*Work instructions*
[A] In the comments on the AIPLA proposal to revise 35 USC § 101, what was GE prevented from getting a patent on?
[B] Continue the comment thread about the AIPLA proposal to revise 35 USC § 101 from where it stops.

*Supplied passage*
○ ○ ○ ○ ○ ○ ○

Nice write up on this proposal by the AIPLA on revising 35 USC § 101-I hope it gets traction in Congress. I particularly like the fact that it makes no mention of "abstract idea" being relevant to patent-eligibility. I guess that AIPLA has decided that if SCOTUS won't define what this term means (i.e., per Alice), than perhaps it shouldn't be part of the patent-eligibility equation in 35 USC § 101 at all.

I would say, "is known to exist in nature". That stupid rule prevented GE from getting a patent on the diamond it invented.

If I can correlate A with B, is that patentable? Would that be a process that can be performed "solely in the human mind?" I'm thinking of a Mayo v. Prometheus situation.

At first sight a very useful and workable proposal It deserves to gain traction.

"or can be performed solely in the human mind" would cover a claim limited to the correlation. A claim that further recites ways of detecting that correlation, not otherwise known in the prior art, might (and I emphasize might) be a different story.

This comment from SRG reminds me of the differences inherent in discussions of math, applied math (aka engineering), and Math(S) - the philosophical extension of both math and applied math.

And it also reminds me that the focus is obscured just a bit with the thrust of the question.

Patents protect utility.

A thought - ON ITS OWN - does not have the utility that patents seek to protect. If there is an implied attempt to indicate that patents "cover" these things known as purely mental steps, then that attempt is not an attempt at clarity, but rather, it is an attempt at obfuscation. It is a moving of goalposts from what a claim may be to a claim GEARED ONLY to a "mental steps" ideological framework.

The "solely" aspect is meant to reinforce a concept already present in patent law, but that has been the focal point of a renewed (some may say "Zombie") attack based on that decrepit mental steps theory.

○ ○ ○ ○ ○ ○ ○

*Recorded information*
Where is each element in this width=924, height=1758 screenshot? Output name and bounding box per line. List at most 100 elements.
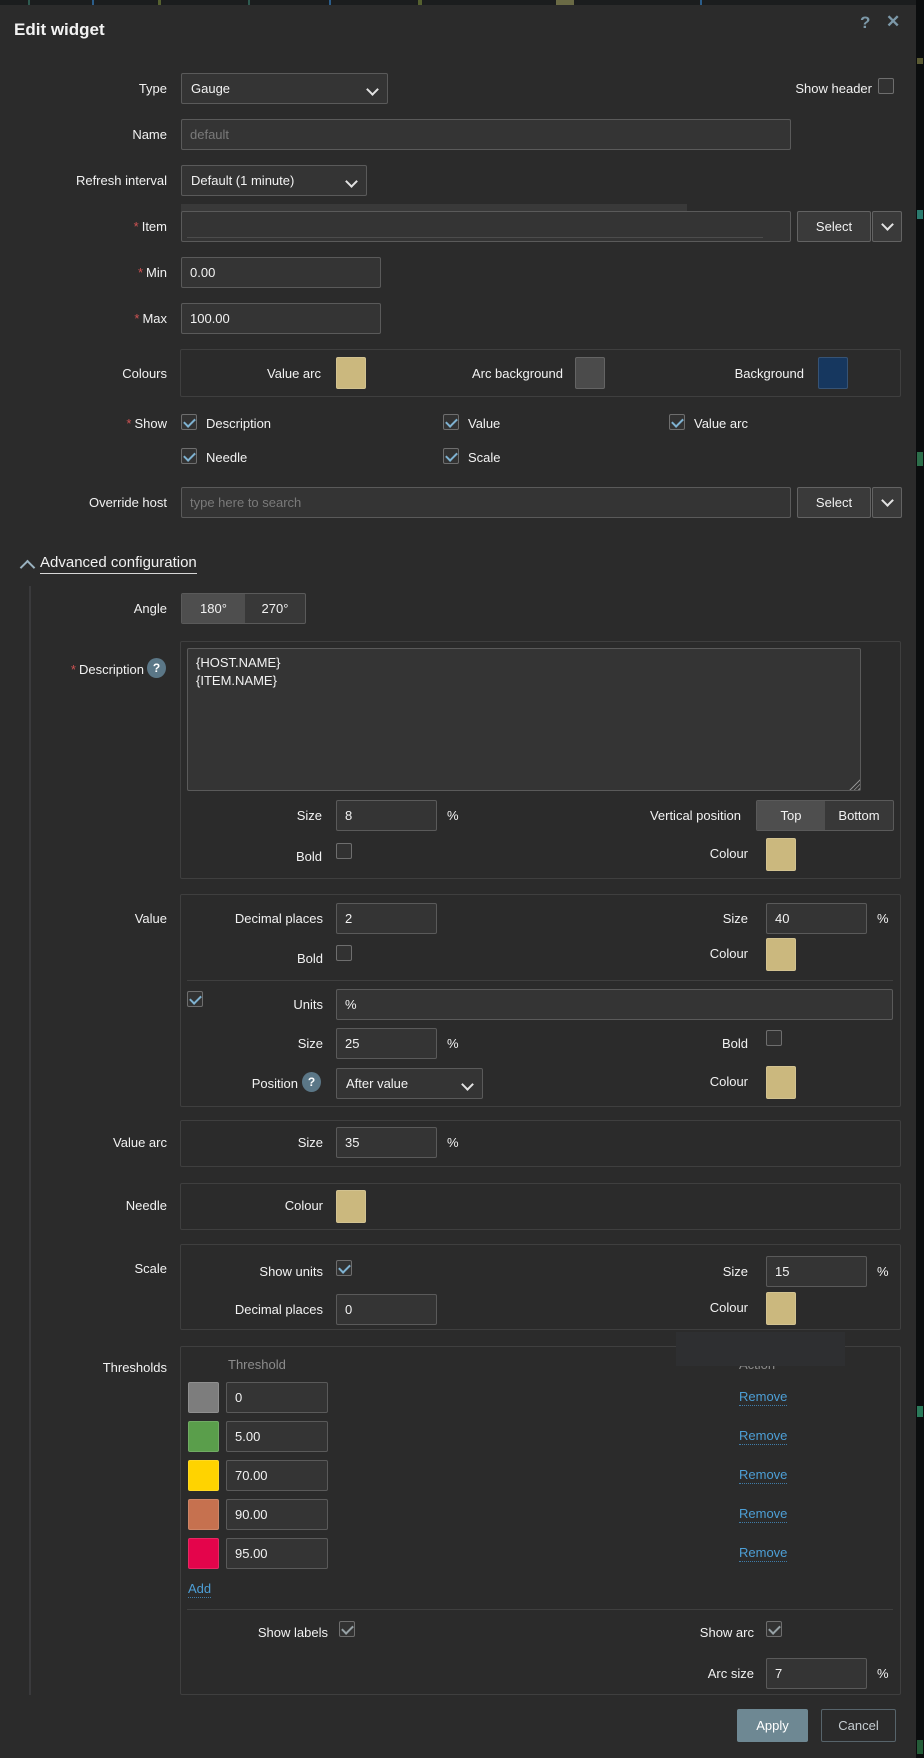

○ ○ ○ ○ ○ ○ ○

*Answers given*
[A] The diamond it invented.

[B]
As other patent blogs have noted, and as one certain patent blog owner has even coined a phrase describing the situation, there is a very real difference between any claim - taken as a whole - that exists SOLELY in the mind, a claim that is written (painstakingly) entirely in "objective physical structure terms" and a claim that exists in a Vast Middle Ground, with ELEMENTS of structure, perhaps mental steps, and other PURELY OPTIONAL claim formatting.

The patent system has long been under attack by those who would see the merely optional claim form of "objective physical structure" NOT be an option.

As might be expected, this attack circles around the single most accessible form of innovation in the world: software.

However, it should be kept sharply in mind, that as long as one is at least in the Vast Middle Ground, one is NOT in the "entirely in the mind" zone that this new rendition of 101 is meant to emphasize.

To that end, Dr. Noonan, your comment of " A claim that further recites ways of detecting that correlation, not otherwise known in the prior art, might (and I emphasize might) be a different story." is NOT correct as to what the aim of this legal change is.

You may be correct with that comment as it may apply (or not apply, depending on the whims of whichever judicial panel that you draw) with the CURRENT law, as the current law has been mashed (like a nose of wax, even).